**Records to use:**
-=-=-

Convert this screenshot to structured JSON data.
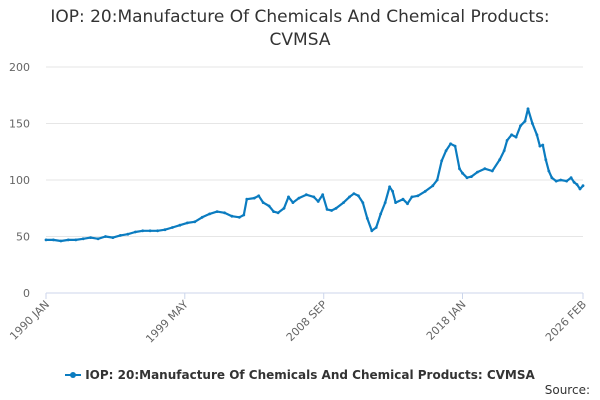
{
  "header": {
    "title_line1": "IOP: 20:Manufacture Of Chemicals And Chemical Products:",
    "title_line2": "CVMSA"
  },
  "legend": {
    "label": "IOP: 20:Manufacture Of Chemicals And Chemical Products: CVMSA"
  },
  "footer": {
    "source": "Source:"
  },
  "colors": {
    "series": "#0b7cc0",
    "grid": "#e6e6e6",
    "axis": "#ccd6eb"
  },
  "chart_data": {
    "type": "line",
    "title": "IOP: 20:Manufacture Of Chemicals And Chemical Products: CVMSA",
    "xlabel": "",
    "ylabel": "",
    "ylim": [
      0,
      200
    ],
    "yticks": [
      0,
      50,
      100,
      150,
      200
    ],
    "xlim": [
      1990.0,
      2026.1
    ],
    "xtick_labels": [
      {
        "label": "1990 JAN",
        "x": 1990.0
      },
      {
        "label": "1999 MAY",
        "x": 1999.33
      },
      {
        "label": "2008 SEP",
        "x": 2008.67
      },
      {
        "label": "2018 JAN",
        "x": 2018.0
      },
      {
        "label": "2026 FEB",
        "x": 2026.1
      }
    ],
    "series": [
      {
        "name": "IOP: 20:Manufacture Of Chemicals And Chemical Products: CVMSA",
        "points": [
          [
            1990.0,
            47
          ],
          [
            1990.5,
            47
          ],
          [
            1991.0,
            46
          ],
          [
            1991.5,
            47
          ],
          [
            1992.0,
            47
          ],
          [
            1992.5,
            48
          ],
          [
            1993.0,
            49
          ],
          [
            1993.5,
            48
          ],
          [
            1994.0,
            50
          ],
          [
            1994.5,
            49
          ],
          [
            1995.0,
            51
          ],
          [
            1995.5,
            52
          ],
          [
            1996.0,
            54
          ],
          [
            1996.5,
            55
          ],
          [
            1997.0,
            55
          ],
          [
            1997.5,
            55
          ],
          [
            1998.0,
            56
          ],
          [
            1998.5,
            58
          ],
          [
            1999.0,
            60
          ],
          [
            1999.5,
            62
          ],
          [
            2000.0,
            63
          ],
          [
            2000.5,
            67
          ],
          [
            2001.0,
            70
          ],
          [
            2001.5,
            72
          ],
          [
            2002.0,
            71
          ],
          [
            2002.5,
            68
          ],
          [
            2003.0,
            67
          ],
          [
            2003.3,
            69
          ],
          [
            2003.5,
            83
          ],
          [
            2004.0,
            84
          ],
          [
            2004.3,
            86
          ],
          [
            2004.6,
            80
          ],
          [
            2005.0,
            77
          ],
          [
            2005.3,
            72
          ],
          [
            2005.6,
            71
          ],
          [
            2006.0,
            75
          ],
          [
            2006.3,
            85
          ],
          [
            2006.6,
            80
          ],
          [
            2007.0,
            84
          ],
          [
            2007.5,
            87
          ],
          [
            2008.0,
            85
          ],
          [
            2008.3,
            81
          ],
          [
            2008.6,
            87
          ],
          [
            2008.9,
            74
          ],
          [
            2009.2,
            73
          ],
          [
            2009.5,
            75
          ],
          [
            2010.0,
            80
          ],
          [
            2010.4,
            85
          ],
          [
            2010.7,
            88
          ],
          [
            2011.0,
            86
          ],
          [
            2011.3,
            80
          ],
          [
            2011.6,
            66
          ],
          [
            2011.9,
            55
          ],
          [
            2012.2,
            58
          ],
          [
            2012.5,
            70
          ],
          [
            2012.8,
            80
          ],
          [
            2013.1,
            94
          ],
          [
            2013.3,
            90
          ],
          [
            2013.5,
            80
          ],
          [
            2014.0,
            83
          ],
          [
            2014.3,
            79
          ],
          [
            2014.6,
            85
          ],
          [
            2015.0,
            86
          ],
          [
            2015.5,
            90
          ],
          [
            2016.0,
            95
          ],
          [
            2016.3,
            100
          ],
          [
            2016.6,
            117
          ],
          [
            2016.9,
            126
          ],
          [
            2017.2,
            132
          ],
          [
            2017.5,
            130
          ],
          [
            2017.8,
            110
          ],
          [
            2018.0,
            106
          ],
          [
            2018.3,
            102
          ],
          [
            2018.6,
            103
          ],
          [
            2019.0,
            107
          ],
          [
            2019.5,
            110
          ],
          [
            2020.0,
            108
          ],
          [
            2020.5,
            118
          ],
          [
            2020.8,
            126
          ],
          [
            2021.0,
            135
          ],
          [
            2021.3,
            140
          ],
          [
            2021.6,
            138
          ],
          [
            2021.9,
            148
          ],
          [
            2022.2,
            152
          ],
          [
            2022.4,
            163
          ],
          [
            2022.7,
            150
          ],
          [
            2023.0,
            140
          ],
          [
            2023.2,
            130
          ],
          [
            2023.4,
            131
          ],
          [
            2023.6,
            118
          ],
          [
            2023.8,
            108
          ],
          [
            2024.0,
            102
          ],
          [
            2024.3,
            99
          ],
          [
            2024.6,
            100
          ],
          [
            2025.0,
            99
          ],
          [
            2025.3,
            102
          ],
          [
            2025.5,
            98
          ],
          [
            2025.7,
            96
          ],
          [
            2025.9,
            92
          ],
          [
            2026.1,
            95
          ]
        ]
      }
    ]
  }
}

-=-=-

Only lines with the word "Products" should be collected from the material.

**The result:**
    "title_line1": "IOP: 20:Manufacture Of Chemicals And Chemical Products:",
    "label": "IOP: 20:Manufacture Of Chemicals And Chemical Products: CVMSA"
    "title": "IOP: 20:Manufacture Of Chemicals And Chemical Products: CVMSA",
        "name": "IOP: 20:Manufacture Of Chemicals And Chemical Products: CVMSA",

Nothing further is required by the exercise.